**Required task:** Isolate every line in the records below with "CASI" in it.

(Dataset items)

· · ·

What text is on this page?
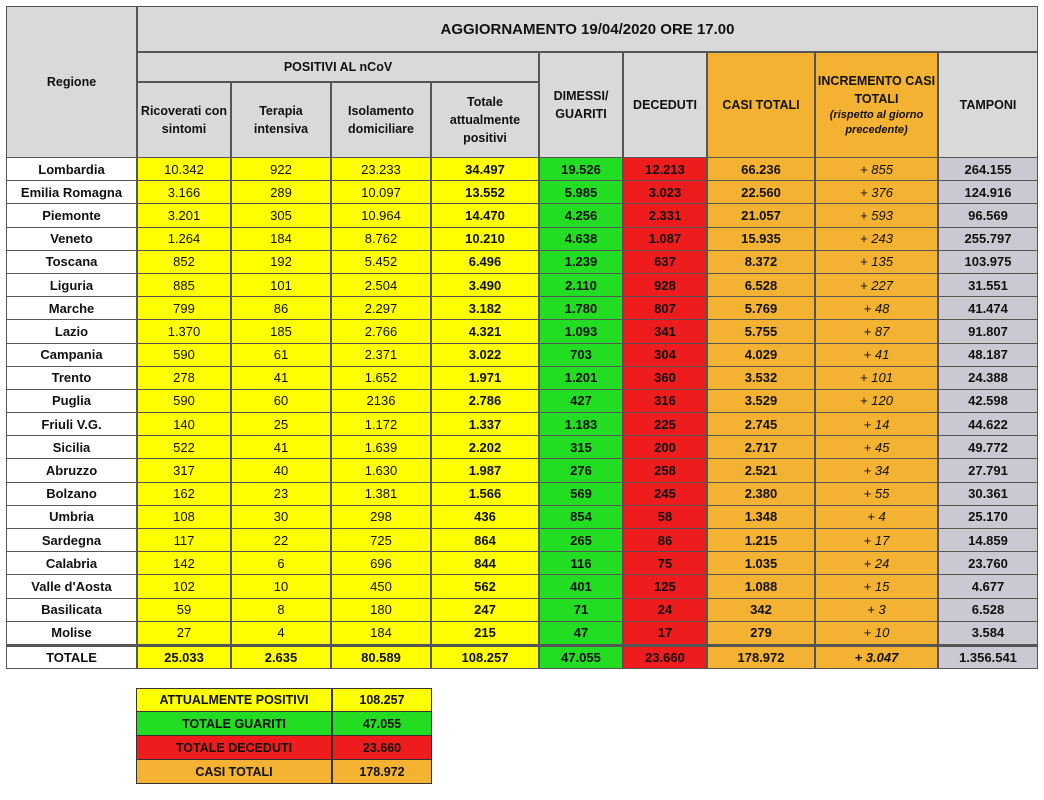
Regione
AGGIORNAMENTO 19/04/2020 ORE 17.00
POSITIVI AL nCoV
Ricoverati con sintomi
Terapia intensiva
Isolamento domiciliare
Totale attualmente positivi
DIMESSI/ GUARITI
DECEDUTI	CASI TOTALI
INCREMENTO CASI TOTALI
(rispetto al giorno precedente)
TAMPONI
Lombardia	10.342	922	23.233	34.497	19.526	12.213	66.236	+ 855	264.155
Emilia Romagna	3.166	289	10.097	13.552	5.985	3.023	22.560	+ 376	124.916
Piemonte	3.201	305	10.964	14.470	4.256	2.331	21.057	+ 593	96.569
Veneto	1.264	184	8.762	10.210	4.638	1.087	15.935	+ 243	255.797
Toscana	852	192	5.452	6.496	1.239	637	8.372	+ 135	103.975
Liguria	885	101	2.504	3.490	2.110	928	6.528	+ 227	31.551
Marche	799	86	2.297	3.182	1.780	807	5.769	+ 48	41.474
Lazio	1.370	185	2.766	4.321	1.093	341	5.755	+ 87	91.807
Campania	590	61	2.371	3.022	703	304	4.029	+ 41	48.187
Trento	278	41	1.652	1.971	1.201	360	3.532	+ 101	24.388
Puglia	590	60	2136	2.786	427	316	3.529	+ 120	42.598
Friuli V.G.	140	25	1.172	1.337	1.183	225	2.745	+ 14	44.622
Sicilia	522	41	1.639	2.202	315	200	2.717	+ 45	49.772
Abruzzo	317	40	1.630	1.987	276	258	2.521	+ 34	27.791
Bolzano	162	23	1.381	1.566	569	245	2.380	+ 55	30.361
Umbria	108	30	298	436	854	58	1.348	+ 4	25.170
Sardegna	117	22	725	864	265	86	1.215	+ 17	14.859
Calabria	142	6	696	844	116	75	1.035	+ 24	23.760
Valle d'Aosta	102	10	450	562	401	125	1.088	+ 15	4.677
Basilicata	59	8	180	247	71	24	342	+ 3	6.528
Molise	27	4	184	215	47	17	279	+ 10	3.584
TOTALE	25.033	2.635	80.589	108.257	47.055	23.660	178.972	+ 3.047	1.356.541
ATTUALMENTE POSITIVI	108.257
TOTALE GUARITI	47.055
TOTALE DECEDUTI	23.660
CASI TOTALI	178.972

· · ·

**Exercise answer:**
DECEDUTI	CASI TOTALI
INCREMENTO CASI TOTALI
CASI TOTALI	178.972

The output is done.